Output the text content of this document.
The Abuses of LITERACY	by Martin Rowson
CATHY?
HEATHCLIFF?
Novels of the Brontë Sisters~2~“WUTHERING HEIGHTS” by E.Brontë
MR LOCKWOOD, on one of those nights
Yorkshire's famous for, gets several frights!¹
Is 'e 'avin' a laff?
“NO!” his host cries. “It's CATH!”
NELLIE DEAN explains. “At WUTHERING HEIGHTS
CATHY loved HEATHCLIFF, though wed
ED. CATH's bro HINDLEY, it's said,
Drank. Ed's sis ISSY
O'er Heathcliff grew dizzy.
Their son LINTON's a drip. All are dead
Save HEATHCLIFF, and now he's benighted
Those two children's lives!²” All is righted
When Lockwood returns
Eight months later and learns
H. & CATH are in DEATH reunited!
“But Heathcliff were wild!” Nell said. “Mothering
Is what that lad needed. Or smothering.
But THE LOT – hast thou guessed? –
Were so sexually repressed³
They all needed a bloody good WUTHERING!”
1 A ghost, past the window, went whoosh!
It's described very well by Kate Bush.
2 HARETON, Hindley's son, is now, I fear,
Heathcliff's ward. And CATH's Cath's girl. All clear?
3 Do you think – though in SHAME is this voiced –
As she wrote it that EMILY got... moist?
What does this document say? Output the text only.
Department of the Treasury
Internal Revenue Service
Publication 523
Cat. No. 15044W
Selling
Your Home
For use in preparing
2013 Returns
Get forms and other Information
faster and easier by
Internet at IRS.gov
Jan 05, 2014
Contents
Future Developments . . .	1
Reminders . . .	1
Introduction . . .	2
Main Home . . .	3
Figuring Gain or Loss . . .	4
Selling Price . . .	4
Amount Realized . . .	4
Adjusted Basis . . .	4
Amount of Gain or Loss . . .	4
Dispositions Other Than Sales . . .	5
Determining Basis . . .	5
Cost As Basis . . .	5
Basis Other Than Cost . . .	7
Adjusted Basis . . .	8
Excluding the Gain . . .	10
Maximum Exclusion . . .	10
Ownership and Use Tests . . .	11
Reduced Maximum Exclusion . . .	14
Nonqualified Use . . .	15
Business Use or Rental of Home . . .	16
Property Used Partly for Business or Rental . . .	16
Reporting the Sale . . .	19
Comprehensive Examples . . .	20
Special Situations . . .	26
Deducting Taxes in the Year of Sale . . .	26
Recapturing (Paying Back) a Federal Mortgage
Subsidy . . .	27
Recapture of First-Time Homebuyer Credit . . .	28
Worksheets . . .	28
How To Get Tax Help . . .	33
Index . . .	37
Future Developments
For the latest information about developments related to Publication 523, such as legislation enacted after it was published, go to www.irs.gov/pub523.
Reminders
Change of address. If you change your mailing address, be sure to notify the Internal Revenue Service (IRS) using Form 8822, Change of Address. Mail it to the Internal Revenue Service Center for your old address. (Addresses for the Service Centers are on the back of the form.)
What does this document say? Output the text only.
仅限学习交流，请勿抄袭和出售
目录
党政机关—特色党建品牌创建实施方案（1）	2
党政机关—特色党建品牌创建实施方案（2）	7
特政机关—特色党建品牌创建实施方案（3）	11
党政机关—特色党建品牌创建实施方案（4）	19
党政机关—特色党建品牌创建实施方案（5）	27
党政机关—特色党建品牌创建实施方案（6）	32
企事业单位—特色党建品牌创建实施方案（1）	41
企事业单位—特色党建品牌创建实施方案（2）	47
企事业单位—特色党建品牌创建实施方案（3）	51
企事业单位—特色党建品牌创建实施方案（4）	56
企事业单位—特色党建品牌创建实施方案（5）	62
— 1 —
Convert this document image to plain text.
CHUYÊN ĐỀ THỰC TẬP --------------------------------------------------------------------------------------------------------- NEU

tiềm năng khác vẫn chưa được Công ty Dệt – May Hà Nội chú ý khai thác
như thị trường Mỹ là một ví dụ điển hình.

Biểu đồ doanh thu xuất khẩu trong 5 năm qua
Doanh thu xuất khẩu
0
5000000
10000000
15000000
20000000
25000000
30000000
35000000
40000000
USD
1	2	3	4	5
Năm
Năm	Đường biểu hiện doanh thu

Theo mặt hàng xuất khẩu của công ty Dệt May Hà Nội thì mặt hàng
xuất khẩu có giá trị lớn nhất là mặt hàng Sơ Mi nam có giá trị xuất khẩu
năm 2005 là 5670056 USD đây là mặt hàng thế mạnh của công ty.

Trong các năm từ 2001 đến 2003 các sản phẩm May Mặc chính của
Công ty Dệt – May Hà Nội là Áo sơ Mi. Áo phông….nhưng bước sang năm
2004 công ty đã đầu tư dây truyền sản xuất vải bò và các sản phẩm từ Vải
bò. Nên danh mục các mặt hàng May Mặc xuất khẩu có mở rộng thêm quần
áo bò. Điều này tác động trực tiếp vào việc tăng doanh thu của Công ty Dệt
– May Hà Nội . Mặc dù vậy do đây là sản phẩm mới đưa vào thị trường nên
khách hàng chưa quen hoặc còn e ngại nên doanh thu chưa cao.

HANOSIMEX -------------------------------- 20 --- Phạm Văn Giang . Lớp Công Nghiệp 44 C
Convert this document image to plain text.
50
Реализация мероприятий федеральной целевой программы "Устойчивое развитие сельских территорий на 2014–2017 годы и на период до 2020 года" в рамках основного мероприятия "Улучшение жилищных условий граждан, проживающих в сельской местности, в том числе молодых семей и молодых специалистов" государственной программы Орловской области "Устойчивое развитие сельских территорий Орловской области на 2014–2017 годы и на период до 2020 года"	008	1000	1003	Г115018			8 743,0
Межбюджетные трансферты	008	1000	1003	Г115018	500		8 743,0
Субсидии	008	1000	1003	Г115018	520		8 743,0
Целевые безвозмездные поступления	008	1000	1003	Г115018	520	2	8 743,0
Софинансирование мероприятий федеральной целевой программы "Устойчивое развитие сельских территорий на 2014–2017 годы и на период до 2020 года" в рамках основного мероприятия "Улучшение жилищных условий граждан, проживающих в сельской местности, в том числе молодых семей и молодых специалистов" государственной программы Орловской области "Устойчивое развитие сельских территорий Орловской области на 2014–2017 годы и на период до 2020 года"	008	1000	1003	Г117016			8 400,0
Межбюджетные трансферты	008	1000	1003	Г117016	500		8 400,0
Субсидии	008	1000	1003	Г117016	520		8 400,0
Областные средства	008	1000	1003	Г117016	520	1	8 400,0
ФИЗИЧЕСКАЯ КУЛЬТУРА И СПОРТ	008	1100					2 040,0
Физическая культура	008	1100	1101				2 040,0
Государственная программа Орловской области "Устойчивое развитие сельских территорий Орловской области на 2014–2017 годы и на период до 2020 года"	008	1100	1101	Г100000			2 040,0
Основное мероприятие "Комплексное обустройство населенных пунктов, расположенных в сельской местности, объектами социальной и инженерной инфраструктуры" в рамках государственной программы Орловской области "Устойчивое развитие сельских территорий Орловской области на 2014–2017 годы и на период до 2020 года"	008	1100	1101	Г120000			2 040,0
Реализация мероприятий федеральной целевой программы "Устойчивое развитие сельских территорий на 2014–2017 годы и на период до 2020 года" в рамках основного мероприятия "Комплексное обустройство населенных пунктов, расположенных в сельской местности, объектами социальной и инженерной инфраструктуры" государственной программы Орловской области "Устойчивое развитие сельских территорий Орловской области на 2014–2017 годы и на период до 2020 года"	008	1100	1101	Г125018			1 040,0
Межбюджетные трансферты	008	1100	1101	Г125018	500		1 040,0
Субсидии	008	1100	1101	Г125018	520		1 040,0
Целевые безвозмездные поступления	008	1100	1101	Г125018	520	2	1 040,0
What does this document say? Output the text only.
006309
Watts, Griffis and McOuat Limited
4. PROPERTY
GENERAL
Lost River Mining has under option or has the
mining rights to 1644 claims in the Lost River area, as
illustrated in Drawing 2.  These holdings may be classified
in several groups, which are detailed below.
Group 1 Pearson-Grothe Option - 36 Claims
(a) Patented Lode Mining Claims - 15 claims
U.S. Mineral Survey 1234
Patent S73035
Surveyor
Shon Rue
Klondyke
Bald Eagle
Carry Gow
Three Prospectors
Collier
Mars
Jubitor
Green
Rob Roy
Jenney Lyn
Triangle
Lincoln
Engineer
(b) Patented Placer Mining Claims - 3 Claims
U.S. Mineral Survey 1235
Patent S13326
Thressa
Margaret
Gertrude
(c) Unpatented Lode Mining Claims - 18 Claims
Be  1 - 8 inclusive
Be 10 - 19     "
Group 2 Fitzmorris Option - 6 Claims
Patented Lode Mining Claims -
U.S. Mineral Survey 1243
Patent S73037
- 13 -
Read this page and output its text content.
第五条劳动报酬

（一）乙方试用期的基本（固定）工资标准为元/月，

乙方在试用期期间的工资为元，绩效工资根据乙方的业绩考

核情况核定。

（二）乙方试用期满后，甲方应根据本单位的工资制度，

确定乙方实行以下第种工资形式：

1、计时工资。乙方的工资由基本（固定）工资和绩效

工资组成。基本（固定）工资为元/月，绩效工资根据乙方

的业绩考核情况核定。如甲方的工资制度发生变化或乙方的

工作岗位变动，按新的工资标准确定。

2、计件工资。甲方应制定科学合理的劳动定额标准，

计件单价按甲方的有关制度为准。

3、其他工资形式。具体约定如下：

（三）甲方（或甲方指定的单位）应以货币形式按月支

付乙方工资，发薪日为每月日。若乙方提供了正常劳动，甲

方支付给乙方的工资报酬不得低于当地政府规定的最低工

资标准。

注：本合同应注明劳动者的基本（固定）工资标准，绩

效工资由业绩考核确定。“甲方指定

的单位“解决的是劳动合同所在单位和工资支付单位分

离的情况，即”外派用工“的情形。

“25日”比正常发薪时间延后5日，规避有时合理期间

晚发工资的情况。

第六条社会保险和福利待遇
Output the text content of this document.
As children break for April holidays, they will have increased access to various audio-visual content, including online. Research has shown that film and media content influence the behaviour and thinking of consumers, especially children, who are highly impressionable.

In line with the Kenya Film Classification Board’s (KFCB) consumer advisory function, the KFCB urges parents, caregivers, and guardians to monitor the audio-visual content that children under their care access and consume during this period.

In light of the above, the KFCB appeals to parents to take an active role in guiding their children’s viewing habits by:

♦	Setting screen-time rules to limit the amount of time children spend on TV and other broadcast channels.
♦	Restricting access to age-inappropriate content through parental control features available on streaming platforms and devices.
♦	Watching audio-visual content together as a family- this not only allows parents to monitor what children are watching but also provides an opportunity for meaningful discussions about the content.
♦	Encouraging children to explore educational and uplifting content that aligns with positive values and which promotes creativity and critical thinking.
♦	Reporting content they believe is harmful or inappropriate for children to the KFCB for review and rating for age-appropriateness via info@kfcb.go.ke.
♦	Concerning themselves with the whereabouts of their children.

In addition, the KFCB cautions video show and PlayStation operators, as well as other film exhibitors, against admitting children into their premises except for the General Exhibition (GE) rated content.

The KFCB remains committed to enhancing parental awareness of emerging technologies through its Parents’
· · · · ·
Given task: Go through the entries and return each line where the word "though" appears.

Reply:
CATHY loved HEATHCLIFF, though wed
3 Do you think – though in SHAME is this voiced –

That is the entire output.